# START OF RECORD EXTRACTS
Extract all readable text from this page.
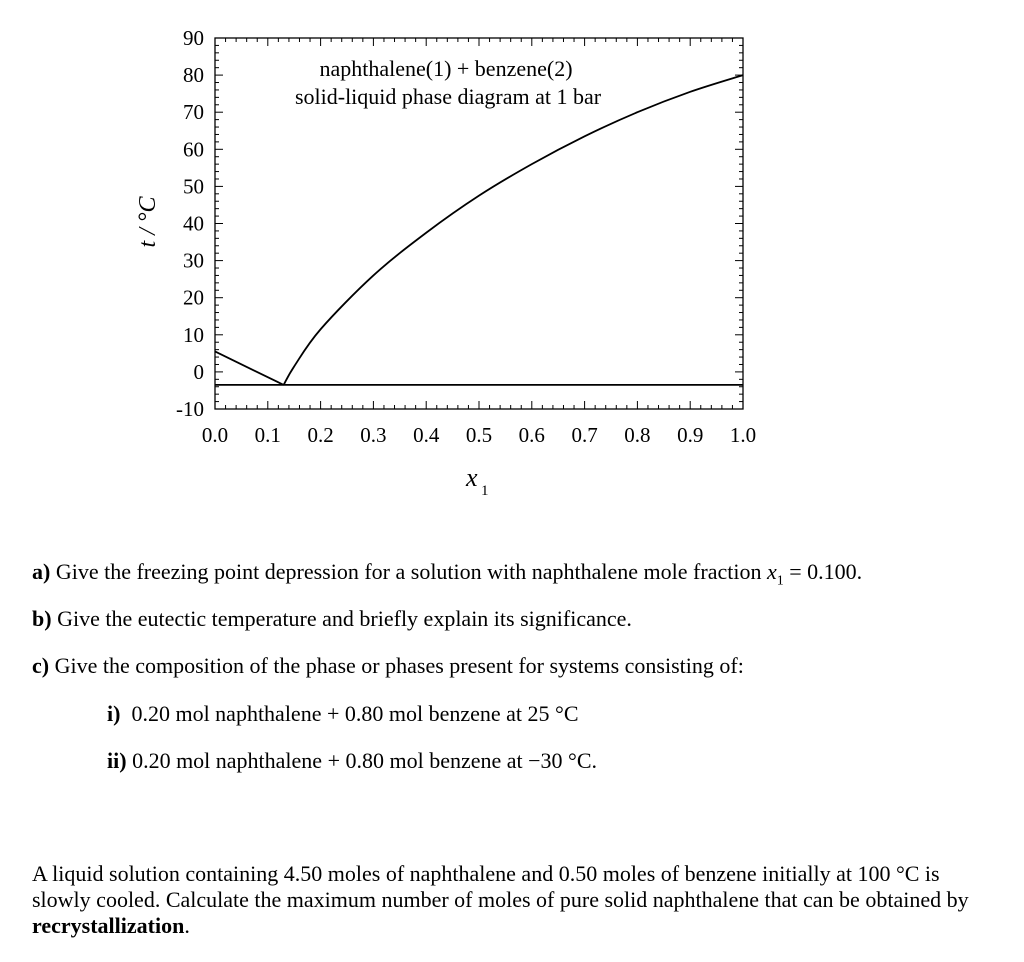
0.0 0.1 0.2 0.3 0.4 0.5 0.6 0.7 0.8 0.9 1.0
90
80
70
60
50
40
30
20
10
0
-10
naphthalene(1) + benzene(2)
solid-liquid phase diagram at 1 bar
x 1
t / °C
a) Give the freezing point depression for a solution with naphthalene mole fraction $x_1 = 0.100$.
b) Give the eutectic temperature and briefly explain its significance.
c) Give the composition of the phase or phases present for systems consisting of:
i)  0.20 mol naphthalene + 0.80 mol benzene at 25 °C
ii) 0.20 mol naphthalene + 0.80 mol benzene at −30 °C.
A liquid solution containing 4.50 moles of naphthalene and 0.50 moles of benzene initially at 100 °C is slowly cooled. Calculate the maximum number of moles of pure solid naphthalene that can be obtained by recrystallization.
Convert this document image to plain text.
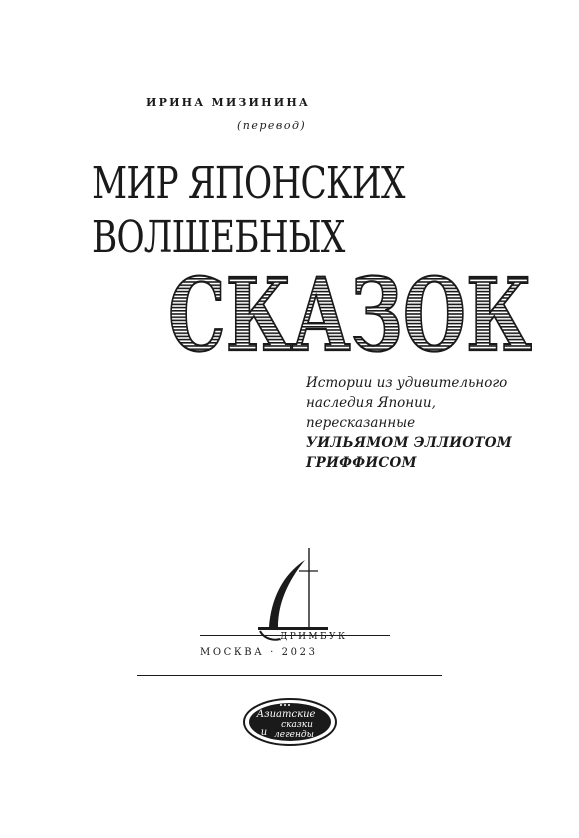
ИРИНА МИЗИНИНА
(перевод)
МИР ЯПОНСКИХ
ВОЛШЕБНЫХ
СКАЗОК
Истории из удивительного
наследия Японии,
пересказанные
УИЛЬЯМОМ ЭЛЛИОТОМ
ГРИФФИСОМ
ДРИМБУК
МОСКВА · 2023
Азиатские
сказки
и легенды
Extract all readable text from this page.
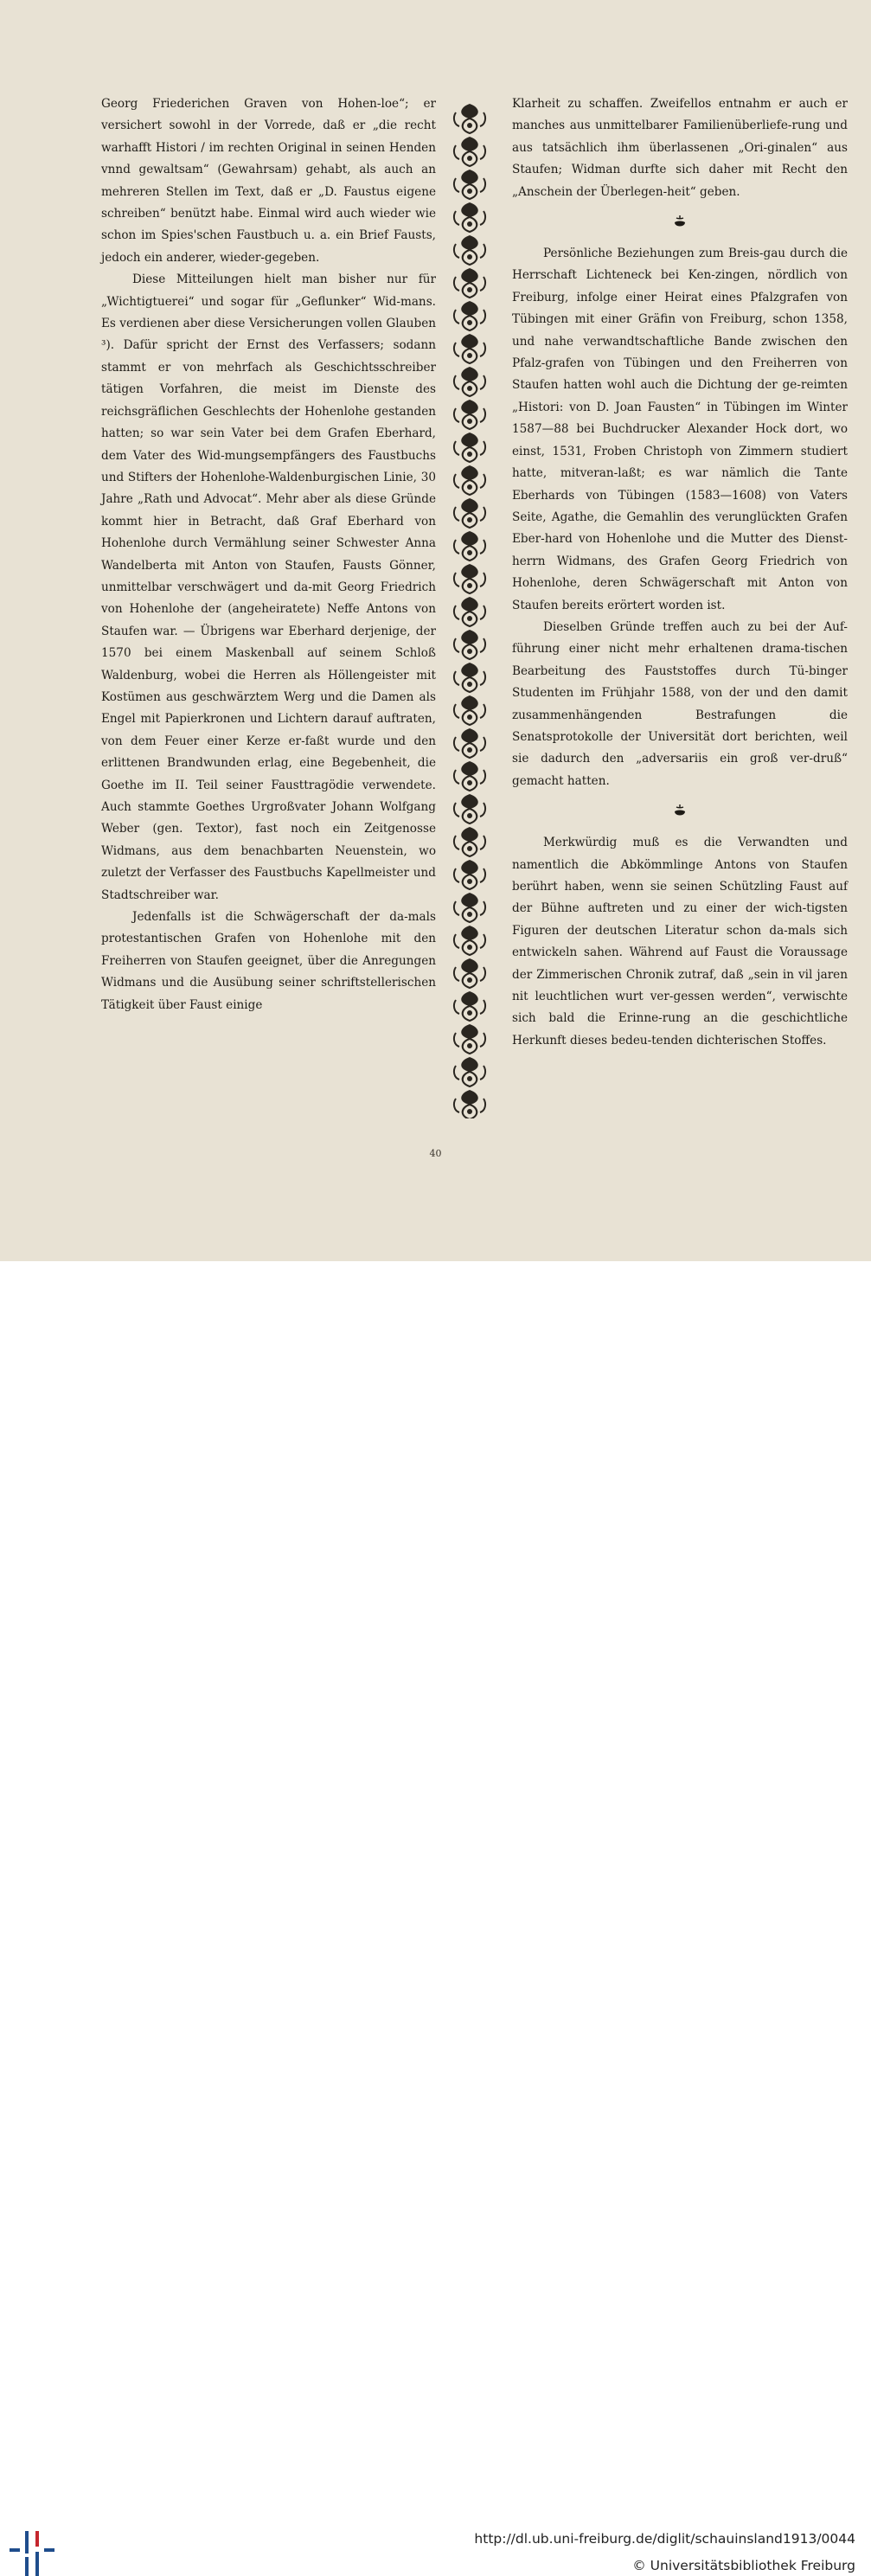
Georg Friederichen Graven von Hohen-loe“; er versichert sowohl in der Vorrede, daß er „die recht warhafft Histori / im rechten Original in seinen Henden vnnd gewaltsam“ (Gewahrsam) gehabt, als auch an mehreren Stellen im Text, daß er „D. Faustus eigene schreiben“ benützt habe. Einmal wird auch wieder wie schon im Spies'schen Faustbuch u. a. ein Brief Fausts, jedoch ein anderer, wieder-gegeben.

Diese Mitteilungen hielt man bisher nur für „Wichtigtuerei“ und sogar für „Geflunker“ Wid-mans. Es verdienen aber diese Versicherungen vollen Glauben ³). Dafür spricht der Ernst des Verfassers; sodann stammt er von mehrfach als Geschichtsschreiber tätigen Vorfahren, die meist im Dienste des reichsgräflichen Geschlechts der Hohenlohe gestanden hatten; so war sein Vater bei dem Grafen Eberhard, dem Vater des Wid-mungsempfängers des Faustbuchs und Stifters der Hohenlohe-Waldenburgischen Linie, 30 Jahre „Rath und Advocat“. Mehr aber als diese Gründe kommt hier in Betracht, daß Graf Eberhard von Hohenlohe durch Vermählung seiner Schwester Anna Wandelberta mit Anton von Staufen, Fausts Gönner, unmittelbar verschwägert und da-mit Georg Friedrich von Hohenlohe der (angeheiratete) Neffe Antons von Staufen war. — Übrigens war Eberhard derjenige, der 1570 bei einem Maskenball auf seinem Schloß Waldenburg, wobei die Herren als Höllengeister mit Kostümen aus geschwärztem Werg und die Damen als Engel mit Papierkronen und Lichtern darauf auftraten, von dem Feuer einer Kerze er-faßt wurde und den erlittenen Brandwunden erlag, eine Begebenheit, die Goethe im II. Teil seiner Fausttragödie verwendete. Auch stammte Goethes Urgroßvater Johann Wolfgang Weber (gen. Textor), fast noch ein Zeitgenosse Widmans, aus dem benachbarten Neuenstein, wo zuletzt der Verfasser des Faustbuchs Kapellmeister und Stadtschreiber war.

Jedenfalls ist die Schwägerschaft der da-mals protestantischen Grafen von Hohenlohe mit den Freiherren von Staufen geeignet, über die Anregungen Widmans und die Ausübung seiner schriftstellerischen Tätigkeit über Faust einige

Klarheit zu schaffen. Zweifellos entnahm er auch er manches aus unmittelbarer Familienüberliefe-rung und aus tatsächlich ihm überlassenen „Ori-ginalen“ aus Staufen; Widman durfte sich daher mit Recht den „Anschein der Überlegen-heit“ geben.

Persönliche Beziehungen zum Breis-gau durch die Herrschaft Lichteneck bei Ken-zingen, nördlich von Freiburg, infolge einer Heirat eines Pfalzgrafen von Tübingen mit einer Gräfin von Freiburg, schon 1358, und nahe verwandtschaftliche Bande zwischen den Pfalz-grafen von Tübingen und den Freiherren von Staufen hatten wohl auch die Dichtung der ge-reimten „Histori: von D. Joan Fausten“ in Tübingen im Winter 1587—88 bei Buchdrucker Alexander Hock dort, wo einst, 1531, Froben Christoph von Zimmern studiert hatte, mitveran-laßt; es war nämlich die Tante Eberhards von Tübingen (1583—1608) von Vaters Seite, Agathe, die Gemahlin des verunglückten Grafen Eber-hard von Hohenlohe und die Mutter des Dienst-herrn Widmans, des Grafen Georg Friedrich von Hohenlohe, deren Schwägerschaft mit Anton von Staufen bereits erörtert worden ist.

Dieselben Gründe treffen auch zu bei der Auf-führung einer nicht mehr erhaltenen drama-tischen Bearbeitung des Fauststoffes durch Tü-binger Studenten im Frühjahr 1588, von der und den damit zusammenhängenden Bestrafungen die Senatsprotokolle der Universität dort berichten, weil sie dadurch den „adversariis ein groß ver-druß“ gemacht hatten.

Merkwürdig muß es die Verwandten und namentlich die Abkömmlinge Antons von Staufen berührt haben, wenn sie seinen Schützling Faust auf der Bühne auftreten und zu einer der wich-tigsten Figuren der deutschen Literatur schon da-mals sich entwickeln sahen. Während auf Faust die Voraussage der Zimmerischen Chronik zutraf, daß „sein in vil jaren nit leuchtlichen wurt ver-gessen werden“, verwischte sich bald die Erinne-rung an die geschichtliche Herkunft dieses bedeu-tenden dichterischen Stoffes.

40
http://dl.ub.uni-freiburg.de/diglit/schauinsland1913/0044
© Universitätsbibliothek Freiburg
# END OF RECORD EXTRACTS
• _WHAT TO WORK ON_:
Give every line back word for word and leave the pictures out.

• _FULL OUTPUT_:
Extract all readable text from this page.
0.0 0.1 0.2 0.3 0.4 0.5 0.6 0.7 0.8 0.9 1.0
90
80
70
60
50
40
30
20
10
0
-10
naphthalene(1) + benzene(2)
solid-liquid phase diagram at 1 bar
x 1
t / °C
a) Give the freezing point depression for a solution with naphthalene mole fraction $x_1 = 0.100$.
b) Give the eutectic temperature and briefly explain its significance.
c) Give the composition of the phase or phases present for systems consisting of:
i)  0.20 mol naphthalene + 0.80 mol benzene at 25 °C
ii) 0.20 mol naphthalene + 0.80 mol benzene at −30 °C.
A liquid solution containing 4.50 moles of naphthalene and 0.50 moles of benzene initially at 100 °C is slowly cooled. Calculate the maximum number of moles of pure solid naphthalene that can be obtained by recrystallization.
Convert this document image to plain text.
ИРИНА МИЗИНИНА
(перевод)
МИР ЯПОНСКИХ
ВОЛШЕБНЫХ
СКАЗОК
Истории из удивительного
наследия Японии,
пересказанные
УИЛЬЯМОМ ЭЛЛИОТОМ
ГРИФФИСОМ
ДРИМБУК
МОСКВА · 2023
Азиатские
сказки
и легенды
Extract all readable text from this page.
Georg Friederichen Graven von Hohen-loe“; er versichert sowohl in der Vorrede, daß er „die recht warhafft Histori / im rechten Original in seinen Henden vnnd gewaltsam“ (Gewahrsam) gehabt, als auch an mehreren Stellen im Text, daß er „D. Faustus eigene schreiben“ benützt habe. Einmal wird auch wieder wie schon im Spies'schen Faustbuch u. a. ein Brief Fausts, jedoch ein anderer, wieder-gegeben.

Diese Mitteilungen hielt man bisher nur für „Wichtigtuerei“ und sogar für „Geflunker“ Wid-mans. Es verdienen aber diese Versicherungen vollen Glauben ³). Dafür spricht der Ernst des Verfassers; sodann stammt er von mehrfach als Geschichtsschreiber tätigen Vorfahren, die meist im Dienste des reichsgräflichen Geschlechts der Hohenlohe gestanden hatten; so war sein Vater bei dem Grafen Eberhard, dem Vater des Wid-mungsempfängers des Faustbuchs und Stifters der Hohenlohe-Waldenburgischen Linie, 30 Jahre „Rath und Advocat“. Mehr aber als diese Gründe kommt hier in Betracht, daß Graf Eberhard von Hohenlohe durch Vermählung seiner Schwester Anna Wandelberta mit Anton von Staufen, Fausts Gönner, unmittelbar verschwägert und da-mit Georg Friedrich von Hohenlohe der (angeheiratete) Neffe Antons von Staufen war. — Übrigens war Eberhard derjenige, der 1570 bei einem Maskenball auf seinem Schloß Waldenburg, wobei die Herren als Höllengeister mit Kostümen aus geschwärztem Werg und die Damen als Engel mit Papierkronen und Lichtern darauf auftraten, von dem Feuer einer Kerze er-faßt wurde und den erlittenen Brandwunden erlag, eine Begebenheit, die Goethe im II. Teil seiner Fausttragödie verwendete. Auch stammte Goethes Urgroßvater Johann Wolfgang Weber (gen. Textor), fast noch ein Zeitgenosse Widmans, aus dem benachbarten Neuenstein, wo zuletzt der Verfasser des Faustbuchs Kapellmeister und Stadtschreiber war.

Jedenfalls ist die Schwägerschaft der da-mals protestantischen Grafen von Hohenlohe mit den Freiherren von Staufen geeignet, über die Anregungen Widmans und die Ausübung seiner schriftstellerischen Tätigkeit über Faust einige

Klarheit zu schaffen. Zweifellos entnahm er auch er manches aus unmittelbarer Familienüberliefe-rung und aus tatsächlich ihm überlassenen „Ori-ginalen“ aus Staufen; Widman durfte sich daher mit Recht den „Anschein der Überlegen-heit“ geben.

Persönliche Beziehungen zum Breis-gau durch die Herrschaft Lichteneck bei Ken-zingen, nördlich von Freiburg, infolge einer Heirat eines Pfalzgrafen von Tübingen mit einer Gräfin von Freiburg, schon 1358, und nahe verwandtschaftliche Bande zwischen den Pfalz-grafen von Tübingen und den Freiherren von Staufen hatten wohl auch die Dichtung der ge-reimten „Histori: von D. Joan Fausten“ in Tübingen im Winter 1587—88 bei Buchdrucker Alexander Hock dort, wo einst, 1531, Froben Christoph von Zimmern studiert hatte, mitveran-laßt; es war nämlich die Tante Eberhards von Tübingen (1583—1608) von Vaters Seite, Agathe, die Gemahlin des verunglückten Grafen Eber-hard von Hohenlohe und die Mutter des Dienst-herrn Widmans, des Grafen Georg Friedrich von Hohenlohe, deren Schwägerschaft mit Anton von Staufen bereits erörtert worden ist.

Dieselben Gründe treffen auch zu bei der Auf-führung einer nicht mehr erhaltenen drama-tischen Bearbeitung des Fauststoffes durch Tü-binger Studenten im Frühjahr 1588, von der und den damit zusammenhängenden Bestrafungen die Senatsprotokolle der Universität dort berichten, weil sie dadurch den „adversariis ein groß ver-druß“ gemacht hatten.

Merkwürdig muß es die Verwandten und namentlich die Abkömmlinge Antons von Staufen berührt haben, wenn sie seinen Schützling Faust auf der Bühne auftreten und zu einer der wich-tigsten Figuren der deutschen Literatur schon da-mals sich entwickeln sahen. Während auf Faust die Voraussage der Zimmerischen Chronik zutraf, daß „sein in vil jaren nit leuchtlichen wurt ver-gessen werden“, verwischte sich bald die Erinne-rung an die geschichtliche Herkunft dieses bedeu-tenden dichterischen Stoffes.

40
http://dl.ub.uni-freiburg.de/diglit/schauinsland1913/0044
© Universitätsbibliothek Freiburg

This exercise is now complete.